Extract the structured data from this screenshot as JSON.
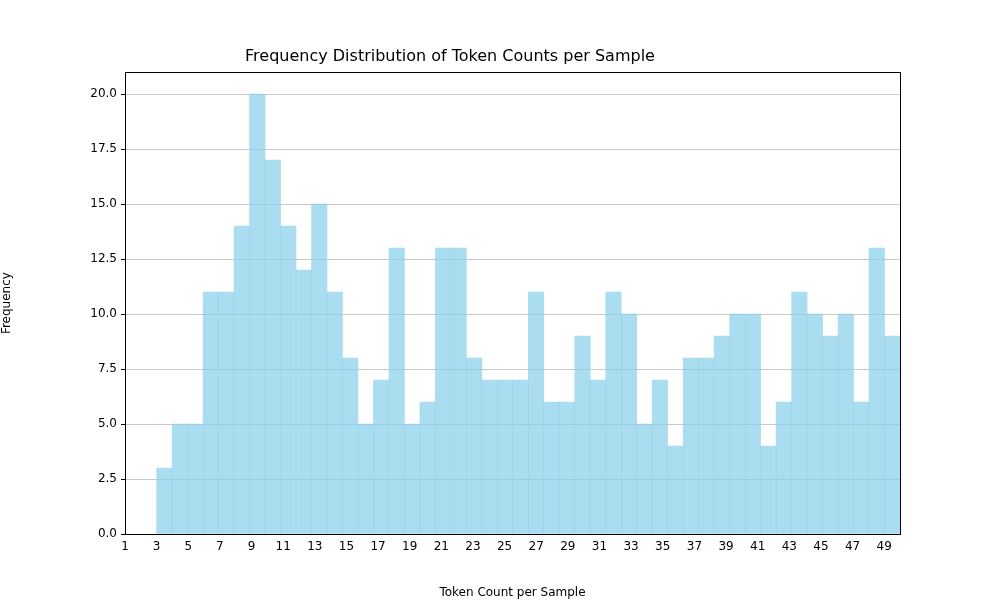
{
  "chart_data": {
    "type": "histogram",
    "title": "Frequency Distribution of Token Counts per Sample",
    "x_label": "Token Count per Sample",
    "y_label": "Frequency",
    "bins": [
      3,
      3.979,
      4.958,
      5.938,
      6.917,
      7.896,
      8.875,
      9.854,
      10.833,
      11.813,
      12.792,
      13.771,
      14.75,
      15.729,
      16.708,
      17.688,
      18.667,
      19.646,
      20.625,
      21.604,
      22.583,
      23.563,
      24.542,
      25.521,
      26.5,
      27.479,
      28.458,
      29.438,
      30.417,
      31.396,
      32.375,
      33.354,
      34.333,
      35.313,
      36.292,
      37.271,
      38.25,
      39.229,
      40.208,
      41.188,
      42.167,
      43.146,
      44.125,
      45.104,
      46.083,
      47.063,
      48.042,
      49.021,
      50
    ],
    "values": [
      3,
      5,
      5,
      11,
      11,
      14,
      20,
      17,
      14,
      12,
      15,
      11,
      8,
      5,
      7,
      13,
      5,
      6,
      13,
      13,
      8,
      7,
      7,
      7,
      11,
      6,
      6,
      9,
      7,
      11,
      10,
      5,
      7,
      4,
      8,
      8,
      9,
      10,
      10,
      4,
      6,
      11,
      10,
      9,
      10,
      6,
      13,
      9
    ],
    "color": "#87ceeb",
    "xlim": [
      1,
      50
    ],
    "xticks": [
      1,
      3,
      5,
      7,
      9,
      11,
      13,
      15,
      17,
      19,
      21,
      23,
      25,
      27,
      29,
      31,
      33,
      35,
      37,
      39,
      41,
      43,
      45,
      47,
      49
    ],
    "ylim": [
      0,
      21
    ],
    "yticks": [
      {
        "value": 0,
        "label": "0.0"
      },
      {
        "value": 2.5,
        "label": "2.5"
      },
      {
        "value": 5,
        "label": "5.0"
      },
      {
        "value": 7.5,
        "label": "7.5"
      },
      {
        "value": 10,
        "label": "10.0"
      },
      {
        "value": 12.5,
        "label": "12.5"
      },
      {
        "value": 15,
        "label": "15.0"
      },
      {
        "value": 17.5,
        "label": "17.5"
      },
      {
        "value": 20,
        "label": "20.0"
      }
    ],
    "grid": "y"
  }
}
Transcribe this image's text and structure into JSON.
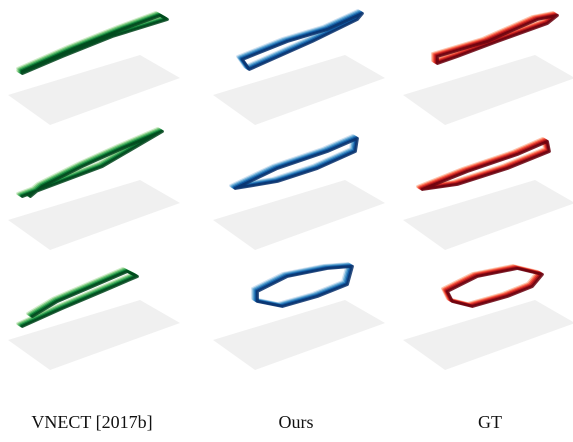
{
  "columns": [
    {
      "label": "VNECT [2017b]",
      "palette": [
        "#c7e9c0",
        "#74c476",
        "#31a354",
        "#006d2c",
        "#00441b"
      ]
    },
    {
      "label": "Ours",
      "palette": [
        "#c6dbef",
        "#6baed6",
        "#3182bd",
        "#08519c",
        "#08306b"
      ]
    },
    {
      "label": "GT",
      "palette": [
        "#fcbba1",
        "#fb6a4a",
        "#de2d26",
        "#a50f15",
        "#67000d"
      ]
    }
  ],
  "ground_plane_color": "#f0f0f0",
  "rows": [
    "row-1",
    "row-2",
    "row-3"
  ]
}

• **WHAT THE TASK REQUIRES**: Retype every entry verbatim and exclude the pictures from the copy.

• **WRITTEN RESPONSE**:
Extract the structured data from this screenshot as JSON.
{
  "chart_data": {
    "type": "histogram",
    "title": "Frequency Distribution of Token Counts per Sample",
    "x_label": "Token Count per Sample",
    "y_label": "Frequency",
    "bins": [
      3,
      3.979,
      4.958,
      5.938,
      6.917,
      7.896,
      8.875,
      9.854,
      10.833,
      11.813,
      12.792,
      13.771,
      14.75,
      15.729,
      16.708,
      17.688,
      18.667,
      19.646,
      20.625,
      21.604,
      22.583,
      23.563,
      24.542,
      25.521,
      26.5,
      27.479,
      28.458,
      29.438,
      30.417,
      31.396,
      32.375,
      33.354,
      34.333,
      35.313,
      36.292,
      37.271,
      38.25,
      39.229,
      40.208,
      41.188,
      42.167,
      43.146,
      44.125,
      45.104,
      46.083,
      47.063,
      48.042,
      49.021,
      50
    ],
    "values": [
      3,
      5,
      5,
      11,
      11,
      14,
      20,
      17,
      14,
      12,
      15,
      11,
      8,
      5,
      7,
      13,
      5,
      6,
      13,
      13,
      8,
      7,
      7,
      7,
      11,
      6,
      6,
      9,
      7,
      11,
      10,
      5,
      7,
      4,
      8,
      8,
      9,
      10,
      10,
      4,
      6,
      11,
      10,
      9,
      10,
      6,
      13,
      9
    ],
    "color": "#87ceeb",
    "xlim": [
      1,
      50
    ],
    "xticks": [
      1,
      3,
      5,
      7,
      9,
      11,
      13,
      15,
      17,
      19,
      21,
      23,
      25,
      27,
      29,
      31,
      33,
      35,
      37,
      39,
      41,
      43,
      45,
      47,
      49
    ],
    "ylim": [
      0,
      21
    ],
    "yticks": [
      {
        "value": 0,
        "label": "0.0"
      },
      {
        "value": 2.5,
        "label": "2.5"
      },
      {
        "value": 5,
        "label": "5.0"
      },
      {
        "value": 7.5,
        "label": "7.5"
      },
      {
        "value": 10,
        "label": "10.0"
      },
      {
        "value": 12.5,
        "label": "12.5"
      },
      {
        "value": 15,
        "label": "15.0"
      },
      {
        "value": 17.5,
        "label": "17.5"
      },
      {
        "value": 20,
        "label": "20.0"
      }
    ],
    "grid": "y"
  }
}
Transcribe this image's text and structure into JSON.
{
  "columns": [
    {
      "label": "VNECT [2017b]",
      "palette": [
        "#c7e9c0",
        "#74c476",
        "#31a354",
        "#006d2c",
        "#00441b"
      ]
    },
    {
      "label": "Ours",
      "palette": [
        "#c6dbef",
        "#6baed6",
        "#3182bd",
        "#08519c",
        "#08306b"
      ]
    },
    {
      "label": "GT",
      "palette": [
        "#fcbba1",
        "#fb6a4a",
        "#de2d26",
        "#a50f15",
        "#67000d"
      ]
    }
  ],
  "ground_plane_color": "#f0f0f0",
  "rows": [
    "row-1",
    "row-2",
    "row-3"
  ]
}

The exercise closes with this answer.